**Письменное задание 1**: Что означает символическая формула, о которой говорится в тексте о Христиане Розенкрейце?

**Исходный текст**:
==*==
На первый взгляд кому-то может показаться, что данная статья по недосмотру оказалась поставлена не на причитающейся ей место — т. е. не на фамилию Розенкрейц, а на имя Христиан. Чтобы рассеять сомнения по этому поводу, сразу необходимо оговориться, что речь здесь идет не об «имени» и «фамилии» в общепринятом смысле, а только о внешне имитирующей их символической формуле, означающей «Христианин Розы-и-Креста». Формула эта смотрится несколько диковинно, прежде всего, потому, что привычный символ христианства — крест здесь поставлен в некую связь с другим очень популярным религиозным символом — розой, отношение к которому, однако, в христианских священных книгах никак не обозначено и который в целом более характерен для символического языка дохристианской эпохи. Эта двойственность заключает в себе намек на факт «двойственного посвящения» носителя этого имени, черпавшего свои необъятные знания и у христианских наставников, и у «языческих» мудрецов (под последними, следует понимать таинственных обитателей арабского Востока).
==*==
**Письменное задание 2**: Перепишите всё от начала записей до строки с «The first contoured surface 60 is» включительно, заменив «durability» на «strength» и не меняя ничего другого. Изображения в ответ не включайте.
==*==
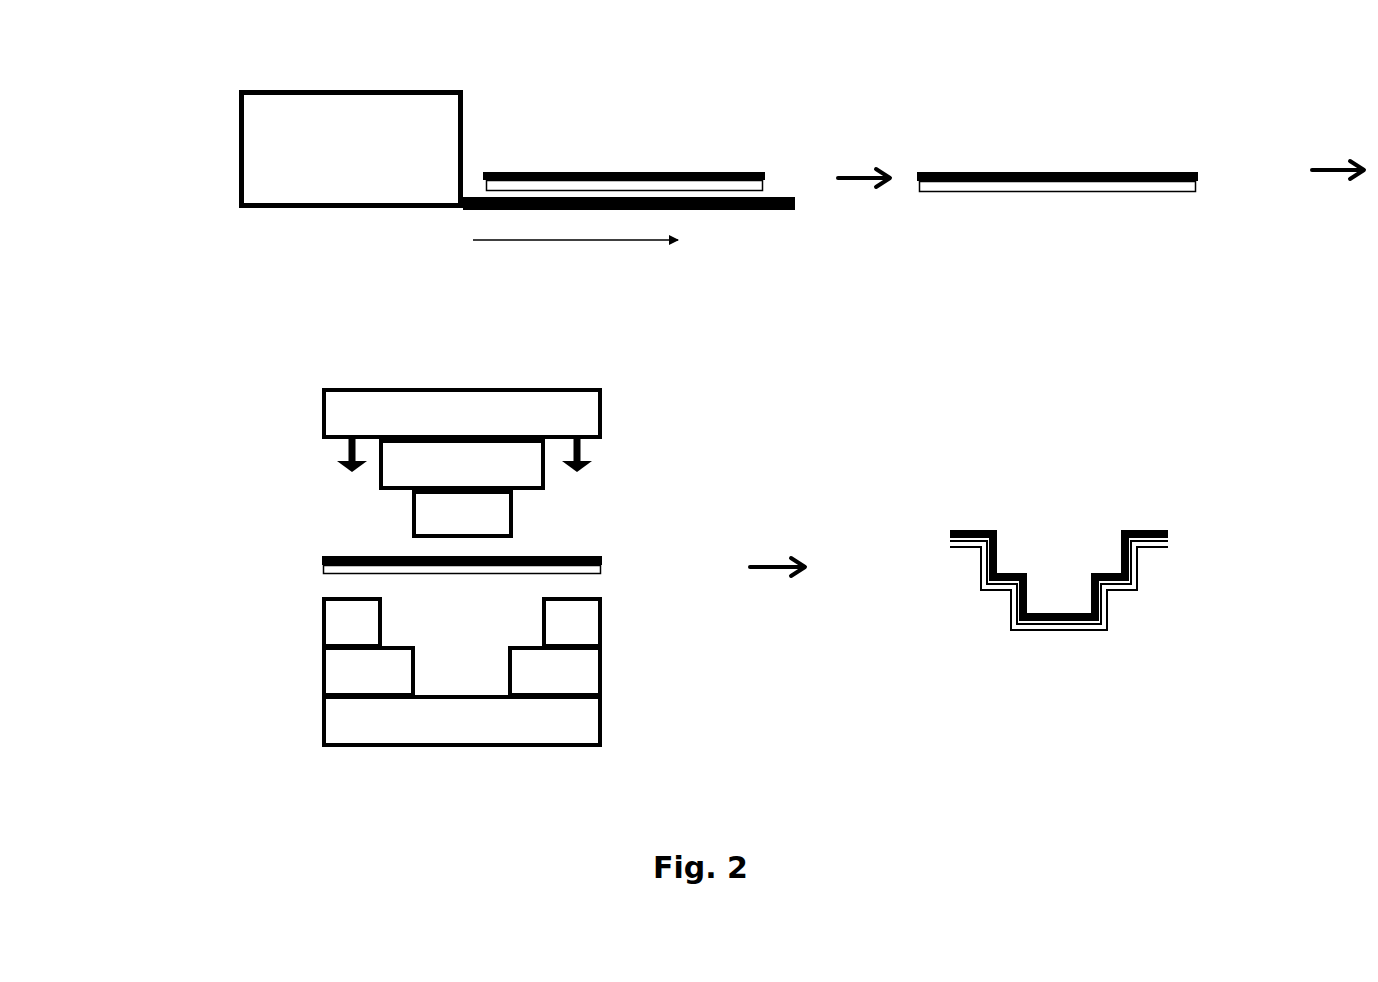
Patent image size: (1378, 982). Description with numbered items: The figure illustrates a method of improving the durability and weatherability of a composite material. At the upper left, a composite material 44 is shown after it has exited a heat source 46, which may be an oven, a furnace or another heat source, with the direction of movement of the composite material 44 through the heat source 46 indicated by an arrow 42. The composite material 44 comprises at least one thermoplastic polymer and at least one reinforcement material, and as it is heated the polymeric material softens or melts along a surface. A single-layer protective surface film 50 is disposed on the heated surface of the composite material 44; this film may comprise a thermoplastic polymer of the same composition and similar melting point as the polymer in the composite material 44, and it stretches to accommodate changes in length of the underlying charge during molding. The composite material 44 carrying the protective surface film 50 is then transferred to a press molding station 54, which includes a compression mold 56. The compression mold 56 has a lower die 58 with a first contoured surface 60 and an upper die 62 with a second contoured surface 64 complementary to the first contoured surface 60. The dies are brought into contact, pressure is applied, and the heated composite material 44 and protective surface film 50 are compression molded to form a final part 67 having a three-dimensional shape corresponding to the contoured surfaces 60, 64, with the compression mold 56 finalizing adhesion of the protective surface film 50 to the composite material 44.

The arrow 42 is at (572, 240).
The composite material 44 is at (765, 183).
The heat source 46 is at (350, 89).
The protective surface film 50 is at (622, 172).
The press molding station 54 is at (672, 387).
The compression mold 56 is at (322, 417).
The lower die 58 is at (462, 748).
The first contoured surface 60 is at (524, 648).
The upper die 62 is at (462, 389).
The second contoured surface 64 is at (410, 513).
The final part 67 is at (1206, 564).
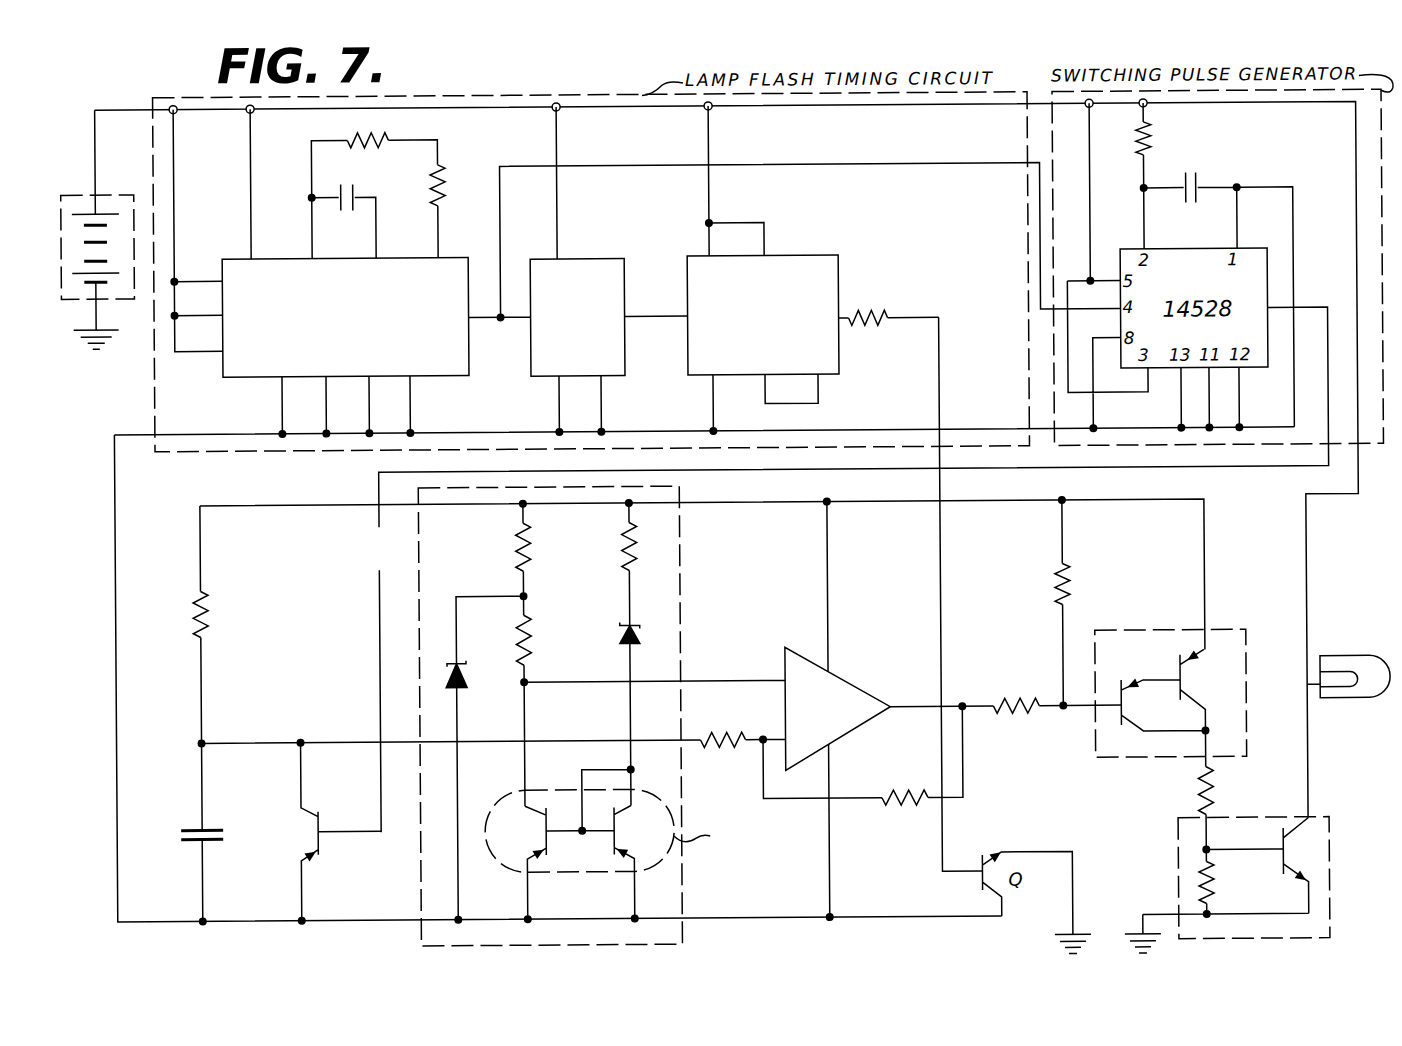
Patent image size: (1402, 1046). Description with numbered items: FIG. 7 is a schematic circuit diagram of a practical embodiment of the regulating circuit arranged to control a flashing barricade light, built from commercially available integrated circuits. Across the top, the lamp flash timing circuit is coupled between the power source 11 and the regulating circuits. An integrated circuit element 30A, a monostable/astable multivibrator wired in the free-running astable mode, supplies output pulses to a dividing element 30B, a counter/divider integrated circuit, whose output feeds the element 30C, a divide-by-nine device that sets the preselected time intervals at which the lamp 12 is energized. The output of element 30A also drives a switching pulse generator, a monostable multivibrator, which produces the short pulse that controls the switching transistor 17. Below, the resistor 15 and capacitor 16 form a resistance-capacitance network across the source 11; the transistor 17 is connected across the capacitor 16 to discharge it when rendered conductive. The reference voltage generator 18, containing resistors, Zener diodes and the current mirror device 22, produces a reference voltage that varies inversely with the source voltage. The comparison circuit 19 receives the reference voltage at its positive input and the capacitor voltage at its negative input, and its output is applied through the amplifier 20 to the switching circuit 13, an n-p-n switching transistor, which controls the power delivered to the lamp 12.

The power source 11 is at (80, 191).
The lamp 12 is at (1352, 660).
The switching circuit 13 is at (1178, 822).
The resistor 15 is at (207, 598).
The capacitor 16 is at (197, 826).
The switching transistor 17 is at (322, 829).
The reference voltage generator 18 is at (600, 715).
The comparison circuit 19 is at (862, 689).
The amplifier 20 is at (1224, 633).
The current mirror device 22 is at (556, 789).
The integrated circuit element 30A is at (452, 374).
The dividing element 30B is at (614, 375).
The element 30C is at (834, 375).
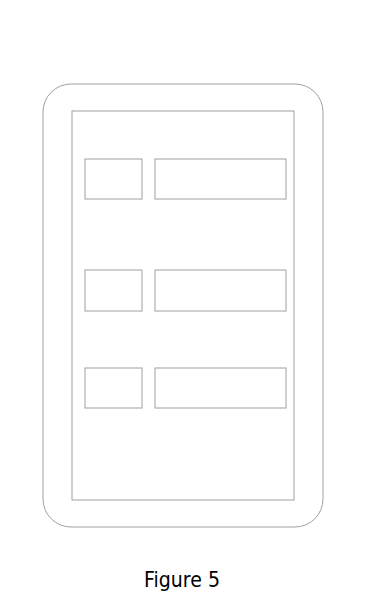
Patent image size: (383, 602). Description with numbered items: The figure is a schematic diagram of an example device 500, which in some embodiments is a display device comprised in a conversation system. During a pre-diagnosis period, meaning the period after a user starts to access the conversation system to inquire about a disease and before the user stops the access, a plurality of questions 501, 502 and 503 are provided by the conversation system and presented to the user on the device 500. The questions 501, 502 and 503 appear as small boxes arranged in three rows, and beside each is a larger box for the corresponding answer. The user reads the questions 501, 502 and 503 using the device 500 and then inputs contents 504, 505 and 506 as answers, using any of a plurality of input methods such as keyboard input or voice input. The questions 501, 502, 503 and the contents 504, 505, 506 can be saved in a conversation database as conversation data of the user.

The device 500 is at (183, 272).
The question 501 is at (112, 159).
The question 502 is at (112, 270).
The question 503 is at (112, 368).
The content 504 is at (229, 159).
The content 505 is at (229, 270).
The content 506 is at (229, 368).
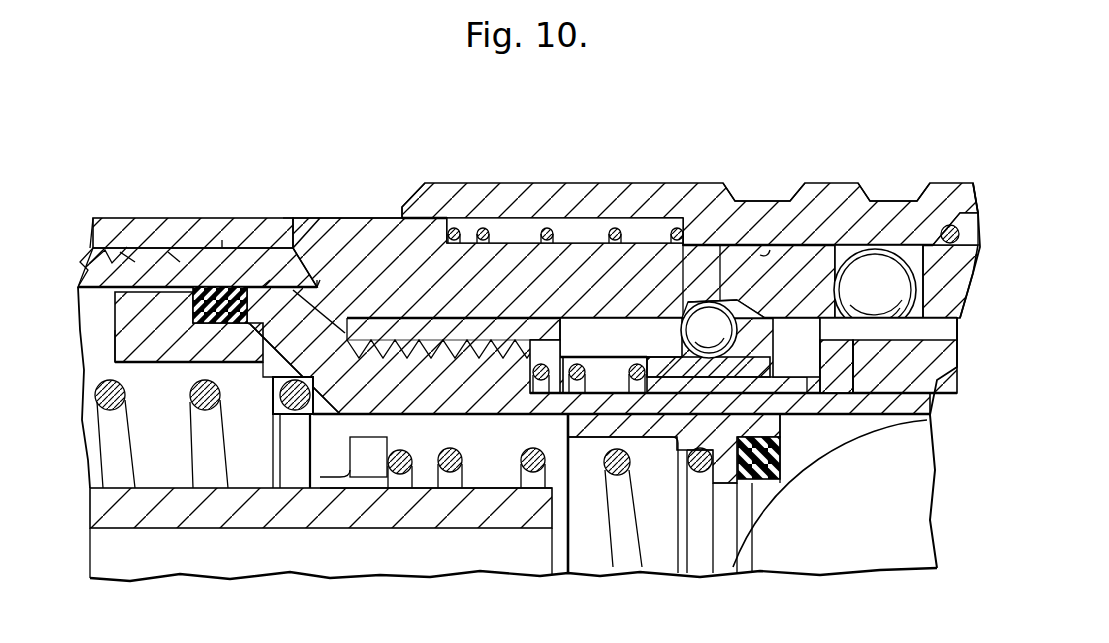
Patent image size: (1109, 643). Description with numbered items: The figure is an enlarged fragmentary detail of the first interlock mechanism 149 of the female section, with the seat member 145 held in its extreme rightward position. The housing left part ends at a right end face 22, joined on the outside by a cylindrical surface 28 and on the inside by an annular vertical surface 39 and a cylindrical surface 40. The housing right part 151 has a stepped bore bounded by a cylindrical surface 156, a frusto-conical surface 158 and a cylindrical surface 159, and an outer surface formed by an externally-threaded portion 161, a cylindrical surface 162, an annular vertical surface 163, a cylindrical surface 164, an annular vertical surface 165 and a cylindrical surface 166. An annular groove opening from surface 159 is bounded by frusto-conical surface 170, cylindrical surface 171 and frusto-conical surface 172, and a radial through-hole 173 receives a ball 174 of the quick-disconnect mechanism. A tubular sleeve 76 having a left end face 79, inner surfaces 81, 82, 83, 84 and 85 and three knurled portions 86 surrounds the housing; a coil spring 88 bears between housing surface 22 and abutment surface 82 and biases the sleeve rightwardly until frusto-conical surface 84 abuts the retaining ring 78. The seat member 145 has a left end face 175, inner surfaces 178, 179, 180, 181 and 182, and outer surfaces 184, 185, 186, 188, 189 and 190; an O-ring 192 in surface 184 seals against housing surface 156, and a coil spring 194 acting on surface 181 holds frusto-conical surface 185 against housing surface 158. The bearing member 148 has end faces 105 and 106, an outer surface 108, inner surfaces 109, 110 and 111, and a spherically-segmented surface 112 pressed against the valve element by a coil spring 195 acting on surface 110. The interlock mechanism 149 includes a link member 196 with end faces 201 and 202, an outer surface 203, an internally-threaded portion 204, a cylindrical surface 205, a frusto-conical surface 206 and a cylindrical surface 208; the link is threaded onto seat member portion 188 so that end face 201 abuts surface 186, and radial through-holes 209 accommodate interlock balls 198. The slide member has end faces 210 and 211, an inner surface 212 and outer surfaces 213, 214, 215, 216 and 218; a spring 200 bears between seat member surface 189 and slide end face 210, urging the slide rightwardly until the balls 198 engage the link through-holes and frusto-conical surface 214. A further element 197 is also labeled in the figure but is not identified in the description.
==*==
**Полный ответ 1**: Она означает «Христианин Розы-и-Креста».

**Полный ответ 2**:
Patent image size: (1378, 982). Description with numbered items: The figure illustrates a method of improving the strength and weatherability of a composite material. At the upper left, a composite material 44 is shown after it has exited a heat source 46, which may be an oven, a furnace or another heat source, with the direction of movement of the composite material 44 through the heat source 46 indicated by an arrow 42. The composite material 44 comprises at least one thermoplastic polymer and at least one reinforcement material, and as it is heated the polymeric material softens or melts along a surface. A single-layer protective surface film 50 is disposed on the heated surface of the composite material 44; this film may comprise a thermoplastic polymer of the same composition and similar melting point as the polymer in the composite material 44, and it stretches to accommodate changes in length of the underlying charge during molding. The composite material 44 carrying the protective surface film 50 is then transferred to a press molding station 54, which includes a compression mold 56. The compression mold 56 has a lower die 58 with a first contoured surface 60 and an upper die 62 with a second contoured surface 64 complementary to the first contoured surface 60. The dies are brought into contact, pressure is applied, and the heated composite material 44 and protective surface film 50 are compression molded to form a final part 67 having a three-dimensional shape corresponding to the contoured surfaces 60, 64, with the compression mold 56 finalizing adhesion of the protective surface film 50 to the composite material 44.

The arrow 42 is at (572, 240).
The composite material 44 is at (765, 183).
The heat source 46 is at (350, 89).
The protective surface film 50 is at (622, 172).
The press molding station 54 is at (672, 387).
The compression mold 56 is at (322, 417).
The lower die 58 is at (462, 748).
The first contoured surface 60 is at (524, 648).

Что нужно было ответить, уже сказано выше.